▶ [DATA LISTING]:
•••

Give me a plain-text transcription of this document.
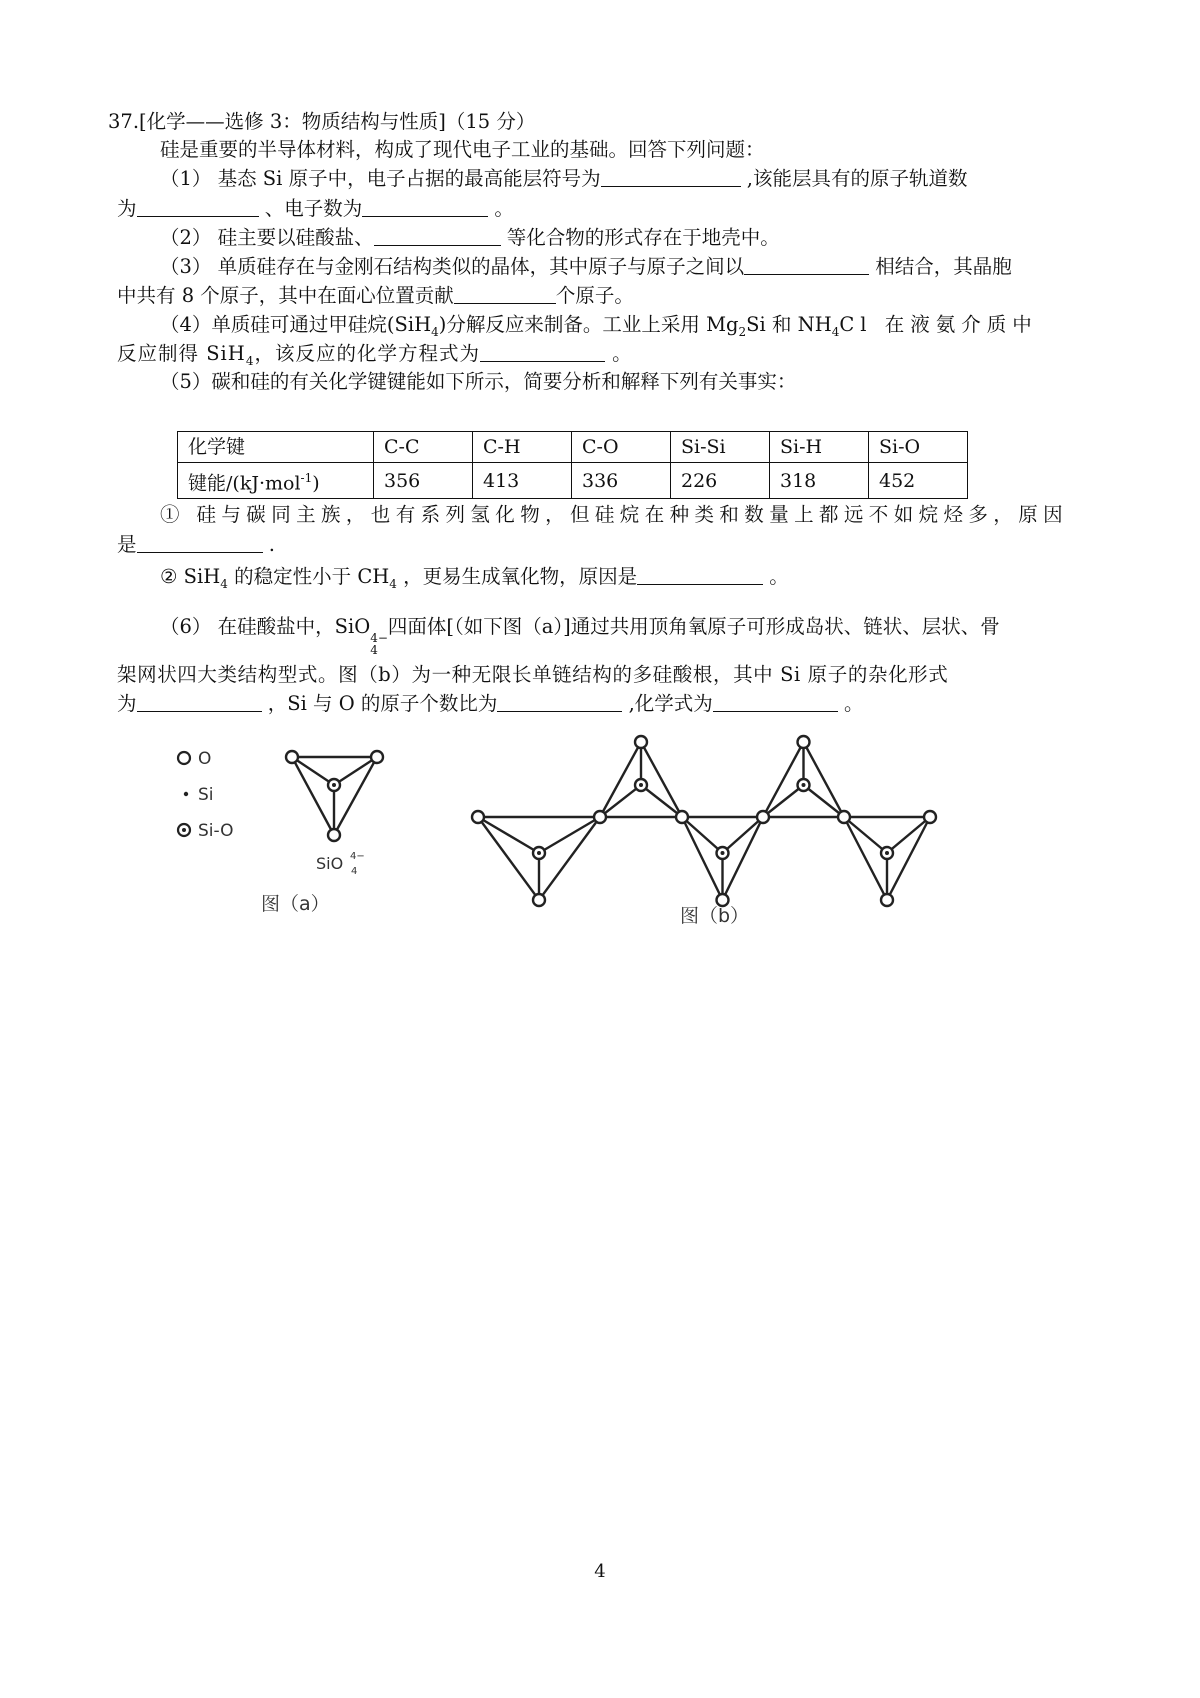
37.[化学——选修 3：物质结构与性质]（15 分）
硅是重要的半导体材料，构成了现代电子工业的基础。回答下列问题：
（1） 基态 Si 原子中，电子占据的最高能层符号为	,该能层具有的原子轨道数
为	、电子数为	。
（2） 硅主要以硅酸盐、	等化合物的形式存在于地壳中。
（3） 单质硅存在与金刚石结构类似的晶体，其中原子与原子之间以	相结合，其晶胞
中共有 8 个原子，其中在面心位置贡献	个原子。
（4）单质硅可通过甲硅烷(SiH$_4$)分解反应来制备。工业上采用 $Mg_2Si$ 和 $NH_4Cl$ 在液氨介质中
反应制得 SiH$_4$，该反应的化学方程式为	。
（5）碳和硅的有关化学键键能如下所示，简要分析和解释下列有关事实：
化学键	C-C	C-H	C-O	Si-Si	Si-H	Si-O
键能/(kJ·mol$^{-1}$)	356	413	336	226	318	452
① 硅与碳同主族，也有系列氢化物，但硅烷在种类和数量上都远不如烷烃多，原因
是	.
② SiH$_4$ 的稳定性小于 $CH_4$ ，更易生成氧化物，原因是	。
（6） 在硅酸盐中，SiO 4−
4
四面体[（如下图（a）]通过共用顶角氧原子可形成岛状、链状、层状、骨
架网状四大类结构型式。图（b）为一种无限长单链结构的多硅酸根，其中 Si 原子的杂化形式
为	，Si 与 O 的原子个数比为	,化学式为	。
O
Si
Si-O
SiO 4
4−
图（a）
图（b）
4
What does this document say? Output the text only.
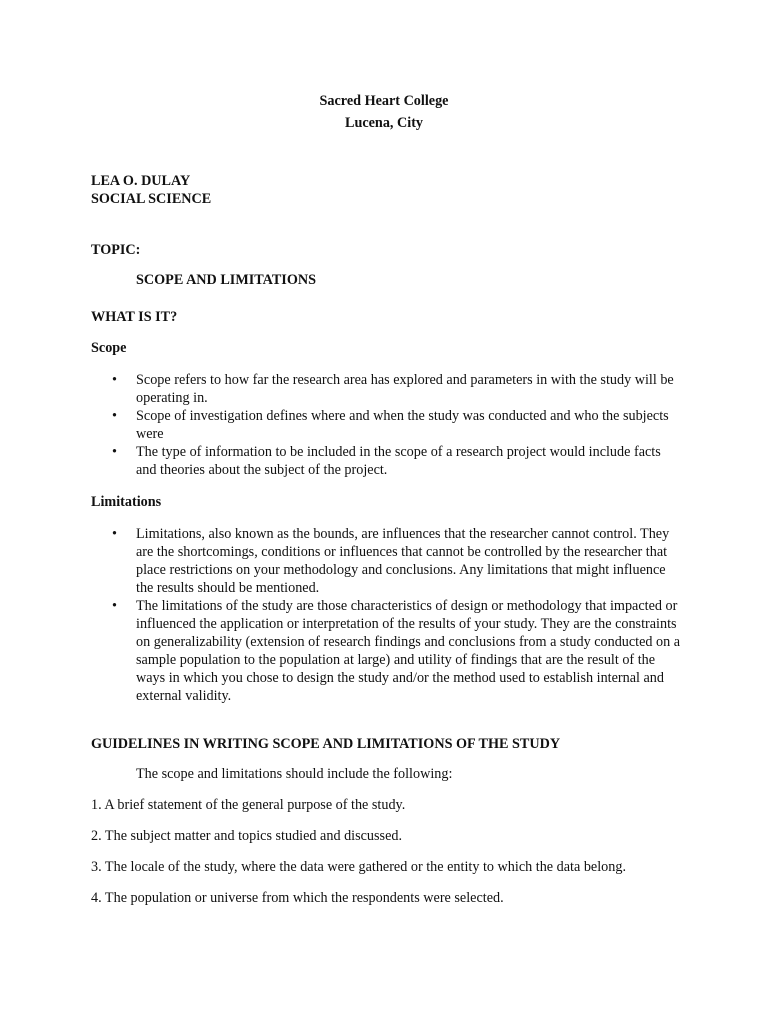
Sacred Heart College
Lucena, City
LEA O. DULAY
SOCIAL SCIENCE
TOPIC:
SCOPE AND LIMITATIONS
WHAT IS IT?
Scope
• Scope refers to how far the research area has explored and parameters in with the study will be operating in.
• Scope of investigation defines where and when the study was conducted and who the subjects were
• The type of information to be included in the scope of a research project would include facts and theories about the subject of the project.
Limitations
• Limitations, also known as the bounds, are influences that the researcher cannot control. They are the shortcomings, conditions or influences that cannot be controlled by the researcher that place restrictions on your methodology and conclusions. Any limitations that might influence the results should be mentioned.
• The limitations of the study are those characteristics of design or methodology that impacted or influenced the application or interpretation of the results of your study. They are the constraints on generalizability (extension of research findings and conclusions from a study conducted on a sample population to the population at large) and utility of findings that are the result of the ways in which you chose to design the study and/or the method used to establish internal and external validity.
GUIDELINES IN WRITING SCOPE AND LIMITATIONS OF THE STUDY
The scope and limitations should include the following:
1. A brief statement of the general purpose of the study.
2. The subject matter and topics studied and discussed.
3. The locale of the study, where the data were gathered or the entity to which the data belong.
4. The population or universe from which the respondents were selected.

•••

Select all lines in the listing above where the word "were" appears, and show them.

• Scope of investigation defines where and when the study was conducted and who the subjects were
3. The locale of the study, where the data were gathered or the entity to which the data belong.
4. The population or universe from which the respondents were selected.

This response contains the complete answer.